■ Document extract ■
=== Section Start ===

Single by Raghav featuring Kardinal Offishall

from the album The Phoenix
- Released: May 2010
- Recorded: 2010
- Genre: Dance-pop;
- Length: 3:07
- Label: Cordova Bay
- Producer: Labrinth

Raghav singles chronology
| "Humrahee" (2009) | "So Much" (2010) |  |

Kardinal Offishall singles chronology
| "Body Bounce" (2010) | "So Much" (2010) | "Ghetto Love" (2011) |

Music video
- "So Much" on YouTube

= So Much (Raghav song) =

"So Much" is a 2010 single by Indo-Canadian singer Raghav featuring Canadian hip hop artist Kardinal Offishall and produced by Labrinth from Raghav's third album entitled The Phoenix. "So Much" was released on the record label Cordova Bay and was a Top 40 feature on many Canadian mainstream music stations. and at MuchMusic pan-Canadian music station. It is also available on iTunes.

This is not the first collaboration by the two artists. They had collaborated earlier on the track "Sooner or Later" featuring vocals by Kardinal Offishall, which is included on Raghav's debut 2004 album Storyteller.

==Music video==
The video was shot by Mid C Media at iCream, a trendy ice cream shop in Chicago, Illinois. The video was directed by Ken Koller and produced by Koller himself, Jay Chokshi, and executive producers Raghav Mathur and Ranadeb Choudhury.

=== Section End ===

■ Work task ■
Write out the part of the "So Much" song article between "Raghav singles chronology" and "2004 album Storyteller.", inclusive, with no changes. The lines that come next have no connection to the song article.

■ Record excerpts ■
=== Section Start ===

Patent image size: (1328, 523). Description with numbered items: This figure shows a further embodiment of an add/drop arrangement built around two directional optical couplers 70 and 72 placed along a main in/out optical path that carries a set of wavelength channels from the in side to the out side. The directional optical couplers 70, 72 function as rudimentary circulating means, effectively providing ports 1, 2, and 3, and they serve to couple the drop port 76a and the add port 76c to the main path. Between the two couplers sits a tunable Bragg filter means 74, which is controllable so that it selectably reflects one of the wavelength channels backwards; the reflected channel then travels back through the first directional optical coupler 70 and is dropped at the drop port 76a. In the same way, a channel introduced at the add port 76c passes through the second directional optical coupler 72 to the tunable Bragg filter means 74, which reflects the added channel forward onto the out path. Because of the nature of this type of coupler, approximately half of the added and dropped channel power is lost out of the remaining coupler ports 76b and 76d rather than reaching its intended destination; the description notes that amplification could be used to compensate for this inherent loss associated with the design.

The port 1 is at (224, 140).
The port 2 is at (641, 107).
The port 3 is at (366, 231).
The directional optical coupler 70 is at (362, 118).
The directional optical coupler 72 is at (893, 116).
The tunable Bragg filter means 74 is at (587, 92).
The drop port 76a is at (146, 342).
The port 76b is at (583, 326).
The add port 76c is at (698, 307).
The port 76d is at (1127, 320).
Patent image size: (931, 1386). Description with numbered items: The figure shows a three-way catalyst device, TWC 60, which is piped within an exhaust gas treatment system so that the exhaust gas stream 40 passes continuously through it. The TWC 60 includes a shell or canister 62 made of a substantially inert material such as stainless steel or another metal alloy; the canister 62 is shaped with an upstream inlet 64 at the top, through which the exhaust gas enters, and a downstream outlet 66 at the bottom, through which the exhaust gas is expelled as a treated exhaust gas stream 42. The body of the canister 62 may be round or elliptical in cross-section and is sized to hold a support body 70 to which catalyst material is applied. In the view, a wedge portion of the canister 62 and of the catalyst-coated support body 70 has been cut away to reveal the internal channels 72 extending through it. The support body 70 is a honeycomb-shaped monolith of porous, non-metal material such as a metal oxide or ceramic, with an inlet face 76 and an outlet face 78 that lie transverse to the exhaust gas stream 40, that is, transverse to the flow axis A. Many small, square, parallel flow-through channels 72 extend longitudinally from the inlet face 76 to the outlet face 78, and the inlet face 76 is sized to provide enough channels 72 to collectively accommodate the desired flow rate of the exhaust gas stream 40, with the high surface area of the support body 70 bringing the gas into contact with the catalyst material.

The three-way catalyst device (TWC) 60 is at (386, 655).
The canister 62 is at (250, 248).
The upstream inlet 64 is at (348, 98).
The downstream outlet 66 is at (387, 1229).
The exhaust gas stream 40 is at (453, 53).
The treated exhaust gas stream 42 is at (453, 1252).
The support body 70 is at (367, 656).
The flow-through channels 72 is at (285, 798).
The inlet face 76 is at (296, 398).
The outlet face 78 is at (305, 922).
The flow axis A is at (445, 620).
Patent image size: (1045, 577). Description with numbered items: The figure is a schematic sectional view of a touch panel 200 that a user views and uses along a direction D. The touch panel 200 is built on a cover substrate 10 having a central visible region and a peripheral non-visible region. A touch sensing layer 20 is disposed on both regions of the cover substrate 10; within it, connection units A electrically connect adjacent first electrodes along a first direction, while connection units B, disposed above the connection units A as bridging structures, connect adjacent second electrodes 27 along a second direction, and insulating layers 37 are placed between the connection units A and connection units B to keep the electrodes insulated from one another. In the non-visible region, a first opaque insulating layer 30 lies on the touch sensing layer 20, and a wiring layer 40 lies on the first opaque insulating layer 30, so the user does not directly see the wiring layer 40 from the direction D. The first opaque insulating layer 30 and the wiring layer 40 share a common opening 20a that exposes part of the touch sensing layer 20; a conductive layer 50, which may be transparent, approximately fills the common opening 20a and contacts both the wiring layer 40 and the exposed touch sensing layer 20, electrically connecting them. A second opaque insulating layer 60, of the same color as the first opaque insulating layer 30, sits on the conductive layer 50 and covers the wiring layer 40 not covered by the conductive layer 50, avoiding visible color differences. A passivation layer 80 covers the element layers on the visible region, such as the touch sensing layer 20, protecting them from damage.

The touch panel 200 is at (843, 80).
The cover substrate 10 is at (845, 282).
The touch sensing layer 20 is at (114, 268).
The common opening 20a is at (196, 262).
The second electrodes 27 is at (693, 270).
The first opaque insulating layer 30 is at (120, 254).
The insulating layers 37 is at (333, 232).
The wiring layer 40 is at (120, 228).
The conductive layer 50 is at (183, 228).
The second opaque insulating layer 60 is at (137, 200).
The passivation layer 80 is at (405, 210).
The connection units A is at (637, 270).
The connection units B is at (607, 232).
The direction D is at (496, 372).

=== Section End ===

■ Solution below ■
Raghav singles chronology
| "Humrahee" (2009) | "So Much" (2010) |  |

Kardinal Offishall singles chronology
| "Body Bounce" (2010) | "So Much" (2010) | "Ghetto Love" (2011) |

Music video
- "So Much" on YouTube

= So Much (Raghav song) =

"So Much" is a 2010 single by Indo-Canadian singer Raghav featuring Canadian hip hop artist Kardinal Offishall and produced by Labrinth from Raghav's third album entitled The Phoenix. "So Much" was released on the record label Cordova Bay and was a Top 40 feature on many Canadian mainstream music stations. and at MuchMusic pan-Canadian music station. It is also available on iTunes.

This is not the first collaboration by the two artists. They had collaborated earlier on the track "Sooner or Later" featuring vocals by Kardinal Offishall, which is included on Raghav's debut 2004 album Storyteller.